Exercise materials:
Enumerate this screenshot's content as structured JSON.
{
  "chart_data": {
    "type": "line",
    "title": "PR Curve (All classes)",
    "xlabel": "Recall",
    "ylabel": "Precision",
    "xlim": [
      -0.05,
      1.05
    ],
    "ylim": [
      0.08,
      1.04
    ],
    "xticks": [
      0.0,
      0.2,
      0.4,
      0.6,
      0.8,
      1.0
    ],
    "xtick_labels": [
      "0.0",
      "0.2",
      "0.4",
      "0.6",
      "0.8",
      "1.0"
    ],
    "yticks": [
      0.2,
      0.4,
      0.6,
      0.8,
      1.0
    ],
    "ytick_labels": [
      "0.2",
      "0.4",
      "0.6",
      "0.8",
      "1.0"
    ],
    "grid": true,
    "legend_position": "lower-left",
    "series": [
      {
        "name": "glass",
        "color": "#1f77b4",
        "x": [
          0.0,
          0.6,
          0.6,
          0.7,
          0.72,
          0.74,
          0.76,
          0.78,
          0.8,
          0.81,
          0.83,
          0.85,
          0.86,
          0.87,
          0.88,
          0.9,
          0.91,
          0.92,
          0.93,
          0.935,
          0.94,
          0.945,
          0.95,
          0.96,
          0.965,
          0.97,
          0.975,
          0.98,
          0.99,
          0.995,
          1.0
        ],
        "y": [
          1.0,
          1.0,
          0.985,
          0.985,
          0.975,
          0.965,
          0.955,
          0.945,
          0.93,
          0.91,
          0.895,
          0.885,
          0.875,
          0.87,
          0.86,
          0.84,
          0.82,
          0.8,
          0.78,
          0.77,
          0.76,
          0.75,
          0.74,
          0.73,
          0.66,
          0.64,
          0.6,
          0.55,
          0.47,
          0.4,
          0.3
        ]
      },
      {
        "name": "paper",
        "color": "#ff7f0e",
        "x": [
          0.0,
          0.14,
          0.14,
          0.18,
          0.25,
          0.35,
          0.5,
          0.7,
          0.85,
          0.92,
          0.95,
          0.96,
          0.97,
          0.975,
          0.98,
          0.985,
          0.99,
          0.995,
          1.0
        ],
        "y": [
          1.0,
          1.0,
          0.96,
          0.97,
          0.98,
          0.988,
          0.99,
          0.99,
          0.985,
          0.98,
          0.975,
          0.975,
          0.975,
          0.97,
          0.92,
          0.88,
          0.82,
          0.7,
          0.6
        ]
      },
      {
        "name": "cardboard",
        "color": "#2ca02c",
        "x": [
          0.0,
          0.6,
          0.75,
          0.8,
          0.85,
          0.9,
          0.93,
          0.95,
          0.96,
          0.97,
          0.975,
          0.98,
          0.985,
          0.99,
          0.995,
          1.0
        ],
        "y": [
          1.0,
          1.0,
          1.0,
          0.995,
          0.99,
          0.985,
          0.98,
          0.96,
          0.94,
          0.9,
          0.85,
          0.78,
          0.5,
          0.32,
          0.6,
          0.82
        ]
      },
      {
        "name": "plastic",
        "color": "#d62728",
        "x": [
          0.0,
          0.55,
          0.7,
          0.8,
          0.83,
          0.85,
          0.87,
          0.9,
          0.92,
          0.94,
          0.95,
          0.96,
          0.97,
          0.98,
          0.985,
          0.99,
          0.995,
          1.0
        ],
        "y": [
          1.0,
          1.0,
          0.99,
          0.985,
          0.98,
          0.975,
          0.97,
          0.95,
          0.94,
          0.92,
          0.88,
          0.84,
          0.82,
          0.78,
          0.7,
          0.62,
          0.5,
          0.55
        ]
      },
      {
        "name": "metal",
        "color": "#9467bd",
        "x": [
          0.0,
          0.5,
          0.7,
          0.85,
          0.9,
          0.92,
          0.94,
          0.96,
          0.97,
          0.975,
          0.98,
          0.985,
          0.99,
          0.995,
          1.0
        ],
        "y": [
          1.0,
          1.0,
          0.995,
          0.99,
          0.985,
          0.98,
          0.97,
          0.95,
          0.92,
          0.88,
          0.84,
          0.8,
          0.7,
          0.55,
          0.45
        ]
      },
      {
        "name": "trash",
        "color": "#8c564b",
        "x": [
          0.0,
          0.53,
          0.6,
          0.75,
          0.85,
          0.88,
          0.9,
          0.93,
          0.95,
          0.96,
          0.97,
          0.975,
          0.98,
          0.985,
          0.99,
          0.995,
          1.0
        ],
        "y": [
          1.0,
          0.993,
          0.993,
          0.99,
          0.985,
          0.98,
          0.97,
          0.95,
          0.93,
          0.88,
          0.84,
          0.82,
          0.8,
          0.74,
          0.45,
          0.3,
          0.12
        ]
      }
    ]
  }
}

Short task: Search the records for the word "name" and copy every line where it occurs.

Task output:
        "name": "glass",
        "name": "paper",
        "name": "cardboard",
        "name": "plastic",
        "name": "metal",
        "name": "trash",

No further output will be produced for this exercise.